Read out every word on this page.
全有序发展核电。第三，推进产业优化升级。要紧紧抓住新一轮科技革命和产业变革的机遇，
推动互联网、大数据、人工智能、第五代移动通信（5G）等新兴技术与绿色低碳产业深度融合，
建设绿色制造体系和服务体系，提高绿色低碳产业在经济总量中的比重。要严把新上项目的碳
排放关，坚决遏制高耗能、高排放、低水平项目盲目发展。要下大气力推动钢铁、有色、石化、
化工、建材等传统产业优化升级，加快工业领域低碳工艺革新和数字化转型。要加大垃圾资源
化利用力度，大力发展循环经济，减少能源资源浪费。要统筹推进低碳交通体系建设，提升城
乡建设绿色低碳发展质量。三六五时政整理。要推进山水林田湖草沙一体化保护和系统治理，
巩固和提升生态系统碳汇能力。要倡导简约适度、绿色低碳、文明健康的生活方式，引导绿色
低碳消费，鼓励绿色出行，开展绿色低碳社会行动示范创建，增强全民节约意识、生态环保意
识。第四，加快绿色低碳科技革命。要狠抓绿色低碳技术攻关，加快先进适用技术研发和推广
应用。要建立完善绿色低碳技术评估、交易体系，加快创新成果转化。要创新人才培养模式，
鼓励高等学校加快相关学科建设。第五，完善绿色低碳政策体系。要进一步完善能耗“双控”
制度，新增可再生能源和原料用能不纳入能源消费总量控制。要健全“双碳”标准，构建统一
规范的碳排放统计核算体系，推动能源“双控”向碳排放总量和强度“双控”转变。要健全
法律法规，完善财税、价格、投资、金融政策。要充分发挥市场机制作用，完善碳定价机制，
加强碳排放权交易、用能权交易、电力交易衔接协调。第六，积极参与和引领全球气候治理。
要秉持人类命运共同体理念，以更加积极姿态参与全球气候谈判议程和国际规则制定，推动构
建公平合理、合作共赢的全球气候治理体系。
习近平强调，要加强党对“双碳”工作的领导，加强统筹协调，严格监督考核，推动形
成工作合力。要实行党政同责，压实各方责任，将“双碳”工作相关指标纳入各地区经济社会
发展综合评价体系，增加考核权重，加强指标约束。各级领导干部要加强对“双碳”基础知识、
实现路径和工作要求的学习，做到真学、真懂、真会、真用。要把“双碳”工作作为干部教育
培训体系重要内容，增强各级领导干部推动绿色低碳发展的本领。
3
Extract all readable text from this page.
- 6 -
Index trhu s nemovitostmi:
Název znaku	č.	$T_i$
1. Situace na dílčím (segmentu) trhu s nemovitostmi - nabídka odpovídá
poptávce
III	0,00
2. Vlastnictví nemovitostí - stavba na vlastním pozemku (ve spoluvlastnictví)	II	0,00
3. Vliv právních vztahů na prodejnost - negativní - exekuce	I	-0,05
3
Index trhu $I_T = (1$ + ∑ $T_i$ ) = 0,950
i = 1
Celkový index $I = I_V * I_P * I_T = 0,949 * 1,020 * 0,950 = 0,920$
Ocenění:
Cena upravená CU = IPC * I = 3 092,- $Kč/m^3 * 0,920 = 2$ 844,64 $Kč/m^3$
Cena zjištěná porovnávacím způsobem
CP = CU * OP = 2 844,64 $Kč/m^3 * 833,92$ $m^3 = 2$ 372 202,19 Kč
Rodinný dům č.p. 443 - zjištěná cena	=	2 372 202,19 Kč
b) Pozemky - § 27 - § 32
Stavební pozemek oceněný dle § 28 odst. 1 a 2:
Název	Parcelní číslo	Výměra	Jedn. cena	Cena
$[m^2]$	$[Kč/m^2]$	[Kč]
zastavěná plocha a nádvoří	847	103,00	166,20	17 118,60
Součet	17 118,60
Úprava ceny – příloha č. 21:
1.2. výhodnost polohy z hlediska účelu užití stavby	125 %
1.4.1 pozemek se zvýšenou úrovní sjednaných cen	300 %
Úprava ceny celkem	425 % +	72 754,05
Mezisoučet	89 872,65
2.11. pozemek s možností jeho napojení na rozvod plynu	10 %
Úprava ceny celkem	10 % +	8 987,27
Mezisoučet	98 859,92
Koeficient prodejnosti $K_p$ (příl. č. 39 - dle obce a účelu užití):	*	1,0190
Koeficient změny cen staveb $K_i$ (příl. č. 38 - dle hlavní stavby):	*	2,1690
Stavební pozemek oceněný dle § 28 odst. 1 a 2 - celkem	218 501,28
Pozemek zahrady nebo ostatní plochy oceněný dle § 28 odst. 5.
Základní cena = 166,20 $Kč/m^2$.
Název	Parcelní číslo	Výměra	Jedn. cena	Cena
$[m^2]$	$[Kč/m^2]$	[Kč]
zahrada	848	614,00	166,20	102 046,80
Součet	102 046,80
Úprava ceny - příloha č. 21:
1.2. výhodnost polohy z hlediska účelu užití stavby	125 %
^^^^
The problem: Restate every entry word for word.

Result of this task:
Read out every word on this page.
全有序发展核电。第三，推进产业优化升级。要紧紧抓住新一轮科技革命和产业变革的机遇，
推动互联网、大数据、人工智能、第五代移动通信（5G）等新兴技术与绿色低碳产业深度融合，
建设绿色制造体系和服务体系，提高绿色低碳产业在经济总量中的比重。要严把新上项目的碳
排放关，坚决遏制高耗能、高排放、低水平项目盲目发展。要下大气力推动钢铁、有色、石化、
化工、建材等传统产业优化升级，加快工业领域低碳工艺革新和数字化转型。要加大垃圾资源
化利用力度，大力发展循环经济，减少能源资源浪费。要统筹推进低碳交通体系建设，提升城
乡建设绿色低碳发展质量。三六五时政整理。要推进山水林田湖草沙一体化保护和系统治理，
巩固和提升生态系统碳汇能力。要倡导简约适度、绿色低碳、文明健康的生活方式，引导绿色
低碳消费，鼓励绿色出行，开展绿色低碳社会行动示范创建，增强全民节约意识、生态环保意
识。第四，加快绿色低碳科技革命。要狠抓绿色低碳技术攻关，加快先进适用技术研发和推广
应用。要建立完善绿色低碳技术评估、交易体系，加快创新成果转化。要创新人才培养模式，
鼓励高等学校加快相关学科建设。第五，完善绿色低碳政策体系。要进一步完善能耗“双控”
制度，新增可再生能源和原料用能不纳入能源消费总量控制。要健全“双碳”标准，构建统一
规范的碳排放统计核算体系，推动能源“双控”向碳排放总量和强度“双控”转变。要健全
法律法规，完善财税、价格、投资、金融政策。要充分发挥市场机制作用，完善碳定价机制，
加强碳排放权交易、用能权交易、电力交易衔接协调。第六，积极参与和引领全球气候治理。
要秉持人类命运共同体理念，以更加积极姿态参与全球气候谈判议程和国际规则制定，推动构
建公平合理、合作共赢的全球气候治理体系。
习近平强调，要加强党对“双碳”工作的领导，加强统筹协调，严格监督考核，推动形
成工作合力。要实行党政同责，压实各方责任，将“双碳”工作相关指标纳入各地区经济社会
发展综合评价体系，增加考核权重，加强指标约束。各级领导干部要加强对“双碳”基础知识、
实现路径和工作要求的学习，做到真学、真懂、真会、真用。要把“双碳”工作作为干部教育
培训体系重要内容，增强各级领导干部推动绿色低碳发展的本领。
3
Extract all readable text from this page.
- 6 -
Index trhu s nemovitostmi:
Název znaku	č.	$T_i$
1. Situace na dílčím (segmentu) trhu s nemovitostmi - nabídka odpovídá
poptávce
III	0,00
2. Vlastnictví nemovitostí - stavba na vlastním pozemku (ve spoluvlastnictví)	II	0,00
3. Vliv právních vztahů na prodejnost - negativní - exekuce	I	-0,05
3
Index trhu $I_T = (1$ + ∑ $T_i$ ) = 0,950
i = 1
Celkový index $I = I_V * I_P * I_T = 0,949 * 1,020 * 0,950 = 0,920$
Ocenění:
Cena upravená CU = IPC * I = 3 092,- $Kč/m^3 * 0,920 = 2$ 844,64 $Kč/m^3$
Cena zjištěná porovnávacím způsobem
CP = CU * OP = 2 844,64 $Kč/m^3 * 833,92$ $m^3 = 2$ 372 202,19 Kč
Rodinný dům č.p. 443 - zjištěná cena	=	2 372 202,19 Kč
b) Pozemky - § 27 - § 32
Stavební pozemek oceněný dle § 28 odst. 1 a 2:
Název	Parcelní číslo	Výměra	Jedn. cena	Cena
$[m^2]$	$[Kč/m^2]$	[Kč]
zastavěná plocha a nádvoří	847	103,00	166,20	17 118,60
Součet	17 118,60
Úprava ceny – příloha č. 21:
1.2. výhodnost polohy z hlediska účelu užití stavby	125 %
1.4.1 pozemek se zvýšenou úrovní sjednaných cen	300 %
Úprava ceny celkem	425 % +	72 754,05
Mezisoučet	89 872,65
2.11. pozemek s možností jeho napojení na rozvod plynu	10 %
Úprava ceny celkem	10 % +	8 987,27
Mezisoučet	98 859,92
Koeficient prodejnosti $K_p$ (příl. č. 39 - dle obce a účelu užití):	*	1,0190
Koeficient změny cen staveb $K_i$ (příl. č. 38 - dle hlavní stavby):	*	2,1690
Stavební pozemek oceněný dle § 28 odst. 1 a 2 - celkem	218 501,28
Pozemek zahrady nebo ostatní plochy oceněný dle § 28 odst. 5.
Základní cena = 166,20 $Kč/m^2$.
Název	Parcelní číslo	Výměra	Jedn. cena	Cena
$[m^2]$	$[Kč/m^2]$	[Kč]
zahrada	848	614,00	166,20	102 046,80
Součet	102 046,80
Úprava ceny - příloha č. 21:
1.2. výhodnost polohy z hlediska účelu užití stavby	125 %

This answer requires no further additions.